Write out all of the entries below again, substituting "nav-item" for each occurrence of "sidebar-item" and keeping everything else identical.

Recorded data
—————
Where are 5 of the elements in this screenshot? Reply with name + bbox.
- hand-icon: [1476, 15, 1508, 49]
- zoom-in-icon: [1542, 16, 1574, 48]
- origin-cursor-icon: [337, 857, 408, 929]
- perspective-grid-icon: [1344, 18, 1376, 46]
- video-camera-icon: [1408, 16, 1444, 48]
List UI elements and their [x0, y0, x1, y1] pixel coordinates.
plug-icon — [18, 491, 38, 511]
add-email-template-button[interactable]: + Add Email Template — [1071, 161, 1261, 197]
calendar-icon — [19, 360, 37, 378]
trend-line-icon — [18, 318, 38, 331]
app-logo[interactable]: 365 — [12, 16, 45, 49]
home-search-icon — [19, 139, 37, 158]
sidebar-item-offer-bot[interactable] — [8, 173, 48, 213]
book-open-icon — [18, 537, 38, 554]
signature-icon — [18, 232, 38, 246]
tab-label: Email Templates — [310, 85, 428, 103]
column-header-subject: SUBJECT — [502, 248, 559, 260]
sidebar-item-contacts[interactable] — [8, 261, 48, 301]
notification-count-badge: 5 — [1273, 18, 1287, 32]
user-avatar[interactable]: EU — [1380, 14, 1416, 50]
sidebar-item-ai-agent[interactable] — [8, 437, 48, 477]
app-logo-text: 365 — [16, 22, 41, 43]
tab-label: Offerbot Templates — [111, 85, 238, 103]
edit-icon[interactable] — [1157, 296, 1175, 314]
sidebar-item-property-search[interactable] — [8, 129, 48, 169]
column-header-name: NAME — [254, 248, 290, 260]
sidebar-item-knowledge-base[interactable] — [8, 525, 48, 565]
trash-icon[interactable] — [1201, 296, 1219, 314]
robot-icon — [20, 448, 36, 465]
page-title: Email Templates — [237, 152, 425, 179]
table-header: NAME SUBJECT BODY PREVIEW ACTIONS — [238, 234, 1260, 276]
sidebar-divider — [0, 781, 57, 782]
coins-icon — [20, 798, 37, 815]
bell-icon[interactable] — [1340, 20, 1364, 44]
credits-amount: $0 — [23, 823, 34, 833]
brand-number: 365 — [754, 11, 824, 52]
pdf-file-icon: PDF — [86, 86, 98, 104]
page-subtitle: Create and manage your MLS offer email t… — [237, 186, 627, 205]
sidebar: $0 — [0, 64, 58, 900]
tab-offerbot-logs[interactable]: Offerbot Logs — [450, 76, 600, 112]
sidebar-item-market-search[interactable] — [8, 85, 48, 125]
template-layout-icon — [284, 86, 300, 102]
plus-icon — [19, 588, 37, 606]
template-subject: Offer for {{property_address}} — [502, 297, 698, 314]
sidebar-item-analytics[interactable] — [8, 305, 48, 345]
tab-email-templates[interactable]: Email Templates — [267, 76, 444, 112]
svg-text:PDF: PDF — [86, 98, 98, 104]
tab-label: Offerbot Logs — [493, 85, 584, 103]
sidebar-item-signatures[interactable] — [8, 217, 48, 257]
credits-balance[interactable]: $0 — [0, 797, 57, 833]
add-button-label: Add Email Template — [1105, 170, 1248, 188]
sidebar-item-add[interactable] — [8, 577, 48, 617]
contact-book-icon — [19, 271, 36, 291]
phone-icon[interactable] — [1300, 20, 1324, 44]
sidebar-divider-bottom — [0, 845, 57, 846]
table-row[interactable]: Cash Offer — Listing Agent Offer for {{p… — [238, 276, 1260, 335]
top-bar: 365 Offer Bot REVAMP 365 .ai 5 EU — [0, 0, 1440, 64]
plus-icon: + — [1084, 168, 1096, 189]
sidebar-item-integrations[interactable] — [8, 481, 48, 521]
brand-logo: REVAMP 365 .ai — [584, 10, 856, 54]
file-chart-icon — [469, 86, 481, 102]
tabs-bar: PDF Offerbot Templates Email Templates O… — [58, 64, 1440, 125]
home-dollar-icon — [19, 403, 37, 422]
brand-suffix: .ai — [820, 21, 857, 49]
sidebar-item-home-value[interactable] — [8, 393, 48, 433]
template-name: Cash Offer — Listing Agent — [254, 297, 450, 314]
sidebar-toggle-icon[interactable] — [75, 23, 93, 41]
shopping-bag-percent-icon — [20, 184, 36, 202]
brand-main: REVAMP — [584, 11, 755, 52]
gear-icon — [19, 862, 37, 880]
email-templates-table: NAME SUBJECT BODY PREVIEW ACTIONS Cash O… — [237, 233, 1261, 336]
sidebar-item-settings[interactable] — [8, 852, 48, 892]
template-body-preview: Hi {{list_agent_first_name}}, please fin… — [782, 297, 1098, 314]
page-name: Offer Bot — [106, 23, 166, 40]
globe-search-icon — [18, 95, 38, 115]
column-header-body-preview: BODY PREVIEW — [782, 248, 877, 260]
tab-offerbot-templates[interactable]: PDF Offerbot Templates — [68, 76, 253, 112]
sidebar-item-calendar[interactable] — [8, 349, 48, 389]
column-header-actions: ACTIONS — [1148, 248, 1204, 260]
—————
EXPECTED OUTPUT:
Where are 5 of the elements in this screenshot? Reply with name + bbox.
- hand-icon: [1476, 15, 1508, 49]
- zoom-in-icon: [1542, 16, 1574, 48]
- origin-cursor-icon: [337, 857, 408, 929]
- perspective-grid-icon: [1344, 18, 1376, 46]
- video-camera-icon: [1408, 16, 1444, 48]
List UI elements and their [x0, y0, x1, y1] pixel coordinates.
plug-icon — [18, 491, 38, 511]
add-email-template-button[interactable]: + Add Email Template — [1071, 161, 1261, 197]
calendar-icon — [19, 360, 37, 378]
trend-line-icon — [18, 318, 38, 331]
app-logo[interactable]: 365 — [12, 16, 45, 49]
home-search-icon — [19, 139, 37, 158]
nav-item-offer-bot[interactable] — [8, 173, 48, 213]
book-open-icon — [18, 537, 38, 554]
signature-icon — [18, 232, 38, 246]
tab-label: Email Templates — [310, 85, 428, 103]
column-header-subject: SUBJECT — [502, 248, 559, 260]
nav-item-contacts[interactable] — [8, 261, 48, 301]
notification-count-badge: 5 — [1273, 18, 1287, 32]
user-avatar[interactable]: EU — [1380, 14, 1416, 50]
nav-item-ai-agent[interactable] — [8, 437, 48, 477]
app-logo-text: 365 — [16, 22, 41, 43]
tab-label: Offerbot Templates — [111, 85, 238, 103]
edit-icon[interactable] — [1157, 296, 1175, 314]
nav-item-property-search[interactable] — [8, 129, 48, 169]
column-header-name: NAME — [254, 248, 290, 260]
nav-item-knowledge-base[interactable] — [8, 525, 48, 565]
trash-icon[interactable] — [1201, 296, 1219, 314]
robot-icon — [20, 448, 36, 465]
page-title: Email Templates — [237, 152, 425, 179]
table-header: NAME SUBJECT BODY PREVIEW ACTIONS — [238, 234, 1260, 276]
sidebar-divider — [0, 781, 57, 782]
coins-icon — [20, 798, 37, 815]
bell-icon[interactable] — [1340, 20, 1364, 44]
credits-amount: $0 — [23, 823, 34, 833]
brand-number: 365 — [754, 11, 824, 52]
pdf-file-icon: PDF — [86, 86, 98, 104]
page-subtitle: Create and manage your MLS offer email t… — [237, 186, 627, 205]
sidebar: $0 — [0, 64, 58, 900]
tab-offerbot-logs[interactable]: Offerbot Logs — [450, 76, 600, 112]
nav-item-market-search[interactable] — [8, 85, 48, 125]
template-layout-icon — [284, 86, 300, 102]
plus-icon — [19, 588, 37, 606]
template-subject: Offer for {{property_address}} — [502, 297, 698, 314]
nav-item-analytics[interactable] — [8, 305, 48, 345]
tab-email-templates[interactable]: Email Templates — [267, 76, 444, 112]
svg-text:PDF: PDF — [86, 98, 98, 104]
tab-label: Offerbot Logs — [493, 85, 584, 103]
nav-item-signatures[interactable] — [8, 217, 48, 257]
credits-balance[interactable]: $0 — [0, 797, 57, 833]
add-button-label: Add Email Template — [1105, 170, 1248, 188]
nav-item-add[interactable] — [8, 577, 48, 617]
contact-book-icon — [19, 271, 36, 291]
phone-icon[interactable] — [1300, 20, 1324, 44]
sidebar-divider-bottom — [0, 845, 57, 846]
table-row[interactable]: Cash Offer — Listing Agent Offer for {{p… — [238, 276, 1260, 335]
top-bar: 365 Offer Bot REVAMP 365 .ai 5 EU — [0, 0, 1440, 64]
plus-icon: + — [1084, 168, 1096, 189]
nav-item-integrations[interactable] — [8, 481, 48, 521]
brand-logo: REVAMP 365 .ai — [584, 10, 856, 54]
file-chart-icon — [469, 86, 481, 102]
tabs-bar: PDF Offerbot Templates Email Templates O… — [58, 64, 1440, 125]
home-dollar-icon — [19, 403, 37, 422]
brand-suffix: .ai — [820, 21, 857, 49]
nav-item-home-value[interactable] — [8, 393, 48, 433]
template-name: Cash Offer — Listing Agent — [254, 297, 450, 314]
sidebar-toggle-icon[interactable] — [75, 23, 93, 41]
shopping-bag-percent-icon — [20, 184, 36, 202]
brand-main: REVAMP — [584, 11, 755, 52]
gear-icon — [19, 862, 37, 880]
email-templates-table: NAME SUBJECT BODY PREVIEW ACTIONS Cash O… — [237, 233, 1261, 336]
nav-item-settings[interactable] — [8, 852, 48, 892]
template-body-preview: Hi {{list_agent_first_name}}, please fin… — [782, 297, 1098, 314]
page-name: Offer Bot — [106, 23, 166, 40]
globe-search-icon — [18, 95, 38, 115]
column-header-body-preview: BODY PREVIEW — [782, 248, 877, 260]
tab-offerbot-templates[interactable]: PDF Offerbot Templates — [68, 76, 253, 112]
nav-item-calendar[interactable] — [8, 349, 48, 389]
column-header-actions: ACTIONS — [1148, 248, 1204, 260]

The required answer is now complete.